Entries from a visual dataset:
———

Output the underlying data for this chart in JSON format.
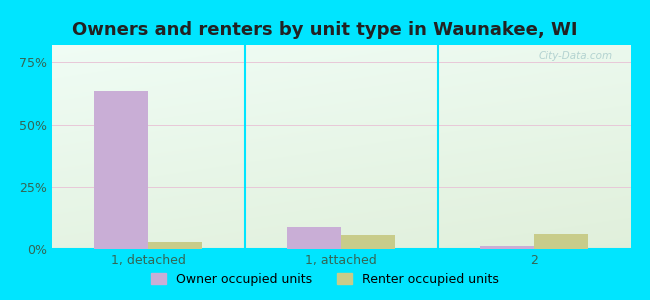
{
  "title": "Owners and renters by unit type in Waunakee, WI",
  "categories": [
    "1, detached",
    "1, attached",
    "2"
  ],
  "owner_values": [
    0.635,
    0.09,
    0.013
  ],
  "renter_values": [
    0.028,
    0.055,
    0.062
  ],
  "owner_color": "#c9aed6",
  "renter_color": "#c8cc8a",
  "yticks": [
    0.0,
    0.25,
    0.5,
    0.75
  ],
  "ytick_labels": [
    "0%",
    "25%",
    "50%",
    "75%"
  ],
  "ylim": [
    0,
    0.82
  ],
  "background_color": "#00e5ff",
  "bar_width": 0.28,
  "legend_owner": "Owner occupied units",
  "legend_renter": "Renter occupied units",
  "title_fontsize": 13,
  "tick_fontsize": 9,
  "label_fontsize": 9,
  "grid_color": "#e8c8d8",
  "text_color": "#336655",
  "watermark_color": "#aacccc"
}
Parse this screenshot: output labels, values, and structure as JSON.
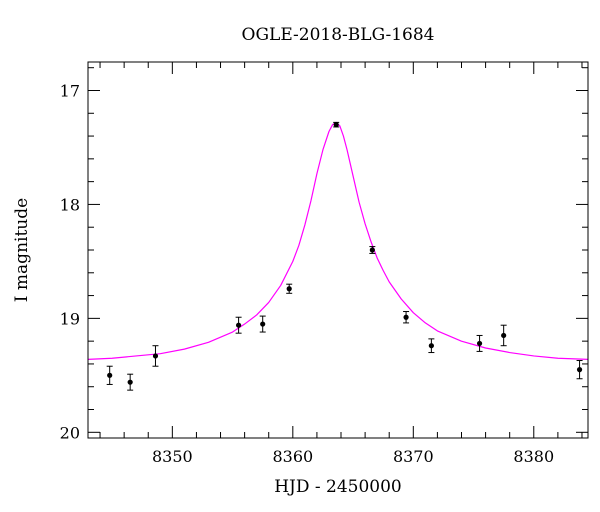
{
  "chart_data": {
    "type": "scatter",
    "title": "OGLE-2018-BLG-1684",
    "xlabel": "HJD - 2450000",
    "ylabel": "I magnitude",
    "xlim": [
      8343,
      8384.5
    ],
    "ylim": [
      20.05,
      16.75
    ],
    "y_inverted": true,
    "grid": false,
    "x_ticks": [
      8350,
      8360,
      8370,
      8380
    ],
    "x_tick_labels": [
      "8350",
      "8360",
      "8370",
      "8380"
    ],
    "y_ticks": [
      17,
      18,
      19,
      20
    ],
    "y_tick_labels": [
      "17",
      "18",
      "19",
      "20"
    ],
    "series": [
      {
        "kind": "points",
        "color": "#000000",
        "x": [
          8344.8,
          8346.5,
          8348.6,
          8355.5,
          8357.5,
          8359.7,
          8363.6,
          8366.6,
          8369.4,
          8371.5,
          8375.5,
          8377.5,
          8383.8
        ],
        "y": [
          19.5,
          19.56,
          19.33,
          19.06,
          19.05,
          18.74,
          17.3,
          18.4,
          18.99,
          19.24,
          19.22,
          19.15,
          19.45
        ],
        "err": [
          0.08,
          0.07,
          0.09,
          0.07,
          0.07,
          0.04,
          0.02,
          0.03,
          0.05,
          0.06,
          0.07,
          0.09,
          0.08
        ]
      },
      {
        "kind": "model",
        "color": "#ff00ff",
        "x": [
          8343.0,
          8345.0,
          8347.0,
          8349.0,
          8351.0,
          8353.0,
          8355.0,
          8356.0,
          8357.0,
          8358.0,
          8359.0,
          8360.0,
          8360.5,
          8361.0,
          8361.5,
          8362.0,
          8362.5,
          8363.0,
          8363.3,
          8363.6,
          8363.9,
          8364.2,
          8364.5,
          8365.0,
          8365.5,
          8366.0,
          8366.5,
          8367.0,
          8367.5,
          8368.0,
          8369.0,
          8370.0,
          8371.0,
          8372.0,
          8374.0,
          8376.0,
          8378.0,
          8380.0,
          8382.0,
          8384.5
        ],
        "y": [
          19.36,
          19.35,
          19.33,
          19.31,
          19.27,
          19.21,
          19.12,
          19.05,
          18.97,
          18.86,
          18.71,
          18.5,
          18.36,
          18.18,
          17.97,
          17.73,
          17.52,
          17.36,
          17.3,
          17.28,
          17.31,
          17.4,
          17.52,
          17.75,
          17.98,
          18.17,
          18.33,
          18.47,
          18.58,
          18.68,
          18.83,
          18.95,
          19.04,
          19.11,
          19.2,
          19.26,
          19.3,
          19.33,
          19.35,
          19.36
        ]
      }
    ]
  }
}
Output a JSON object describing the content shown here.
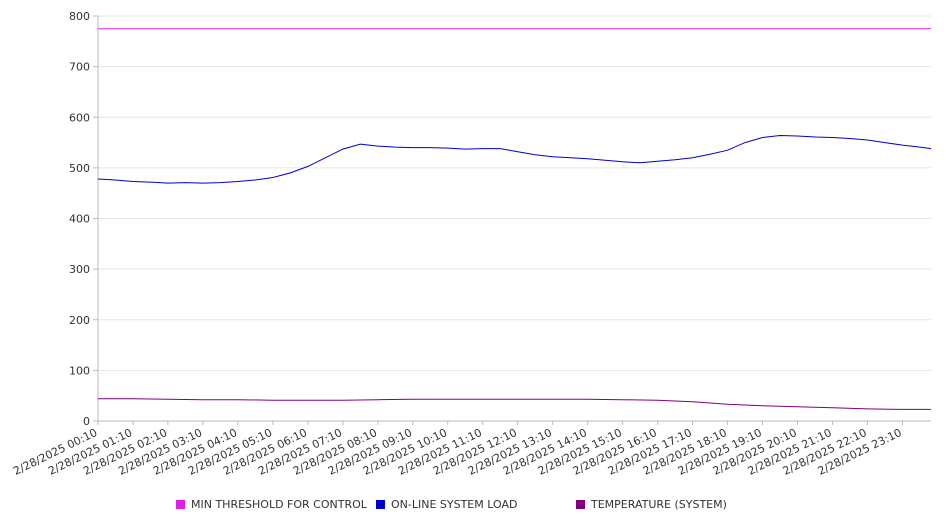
{
  "chart_data": {
    "type": "line",
    "ylim": [
      0,
      800
    ],
    "yticks": [
      0,
      100,
      200,
      300,
      400,
      500,
      600,
      700,
      800
    ],
    "grid": true,
    "legend_position": "bottom",
    "x_range": [
      "2/28/2025 00:10",
      "2/28/2025 23:59"
    ],
    "xtick_labels": [
      "2/28/2025 00:10",
      "2/28/2025 01:10",
      "2/28/2025 02:10",
      "2/28/2025 03:10",
      "2/28/2025 04:10",
      "2/28/2025 05:10",
      "2/28/2025 06:10",
      "2/28/2025 07:10",
      "2/28/2025 08:10",
      "2/28/2025 09:10",
      "2/28/2025 10:10",
      "2/28/2025 11:10",
      "2/28/2025 12:10",
      "2/28/2025 13:10",
      "2/28/2025 14:10",
      "2/28/2025 15:10",
      "2/28/2025 16:10",
      "2/28/2025 17:10",
      "2/28/2025 18:10",
      "2/28/2025 19:10",
      "2/28/2025 20:10",
      "2/28/2025 21:10",
      "2/28/2025 22:10",
      "2/28/2025 23:10"
    ],
    "series": [
      {
        "name": "MIN THRESHOLD FOR CONTROL",
        "color": "#e020e0",
        "points": [
          [
            "2/28/2025 00:10",
            775
          ],
          [
            "2/28/2025 23:59",
            775
          ]
        ]
      },
      {
        "name": "ON-LINE SYSTEM LOAD",
        "color": "#0000cc",
        "points": [
          [
            "2/28/2025 00:10",
            478
          ],
          [
            "2/28/2025 00:40",
            476
          ],
          [
            "2/28/2025 01:10",
            473
          ],
          [
            "2/28/2025 01:40",
            472
          ],
          [
            "2/28/2025 02:10",
            470
          ],
          [
            "2/28/2025 02:40",
            471
          ],
          [
            "2/28/2025 03:10",
            470
          ],
          [
            "2/28/2025 03:40",
            471
          ],
          [
            "2/28/2025 04:10",
            473
          ],
          [
            "2/28/2025 04:40",
            476
          ],
          [
            "2/28/2025 05:10",
            481
          ],
          [
            "2/28/2025 05:40",
            490
          ],
          [
            "2/28/2025 06:10",
            503
          ],
          [
            "2/28/2025 06:40",
            520
          ],
          [
            "2/28/2025 07:10",
            537
          ],
          [
            "2/28/2025 07:40",
            547
          ],
          [
            "2/28/2025 08:10",
            543
          ],
          [
            "2/28/2025 08:40",
            541
          ],
          [
            "2/28/2025 09:10",
            540
          ],
          [
            "2/28/2025 09:40",
            540
          ],
          [
            "2/28/2025 10:10",
            539
          ],
          [
            "2/28/2025 10:40",
            537
          ],
          [
            "2/28/2025 11:10",
            538
          ],
          [
            "2/28/2025 11:40",
            538
          ],
          [
            "2/28/2025 12:10",
            532
          ],
          [
            "2/28/2025 12:40",
            526
          ],
          [
            "2/28/2025 13:10",
            522
          ],
          [
            "2/28/2025 13:40",
            520
          ],
          [
            "2/28/2025 14:10",
            518
          ],
          [
            "2/28/2025 14:40",
            515
          ],
          [
            "2/28/2025 15:10",
            512
          ],
          [
            "2/28/2025 15:40",
            510
          ],
          [
            "2/28/2025 16:10",
            513
          ],
          [
            "2/28/2025 16:40",
            516
          ],
          [
            "2/28/2025 17:10",
            520
          ],
          [
            "2/28/2025 17:40",
            527
          ],
          [
            "2/28/2025 18:10",
            535
          ],
          [
            "2/28/2025 18:40",
            550
          ],
          [
            "2/28/2025 19:10",
            560
          ],
          [
            "2/28/2025 19:40",
            564
          ],
          [
            "2/28/2025 20:10",
            563
          ],
          [
            "2/28/2025 20:40",
            561
          ],
          [
            "2/28/2025 21:10",
            560
          ],
          [
            "2/28/2025 21:40",
            558
          ],
          [
            "2/28/2025 22:10",
            555
          ],
          [
            "2/28/2025 22:40",
            550
          ],
          [
            "2/28/2025 23:10",
            545
          ],
          [
            "2/28/2025 23:40",
            541
          ],
          [
            "2/28/2025 23:59",
            538
          ]
        ]
      },
      {
        "name": "TEMPERATURE (SYSTEM)",
        "color": "#800080",
        "points": [
          [
            "2/28/2025 00:10",
            44
          ],
          [
            "2/28/2025 01:10",
            44
          ],
          [
            "2/28/2025 02:10",
            43
          ],
          [
            "2/28/2025 03:10",
            42
          ],
          [
            "2/28/2025 04:10",
            42
          ],
          [
            "2/28/2025 05:10",
            41
          ],
          [
            "2/28/2025 06:10",
            41
          ],
          [
            "2/28/2025 07:10",
            41
          ],
          [
            "2/28/2025 08:10",
            42
          ],
          [
            "2/28/2025 09:10",
            43
          ],
          [
            "2/28/2025 10:10",
            43
          ],
          [
            "2/28/2025 11:10",
            43
          ],
          [
            "2/28/2025 12:10",
            43
          ],
          [
            "2/28/2025 13:10",
            43
          ],
          [
            "2/28/2025 14:10",
            43
          ],
          [
            "2/28/2025 15:10",
            42
          ],
          [
            "2/28/2025 16:10",
            41
          ],
          [
            "2/28/2025 17:10",
            38
          ],
          [
            "2/28/2025 18:10",
            33
          ],
          [
            "2/28/2025 19:10",
            30
          ],
          [
            "2/28/2025 20:10",
            28
          ],
          [
            "2/28/2025 21:10",
            26
          ],
          [
            "2/28/2025 22:10",
            24
          ],
          [
            "2/28/2025 23:10",
            23
          ],
          [
            "2/28/2025 23:59",
            23
          ]
        ]
      }
    ]
  }
}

———

■ What this task involves
Find the lines containing "occupied" and list every one of them.

■ Solution for this exercise
  "legend_owner": "Owner occupied units",
  "legend_renter": "Renter occupied units",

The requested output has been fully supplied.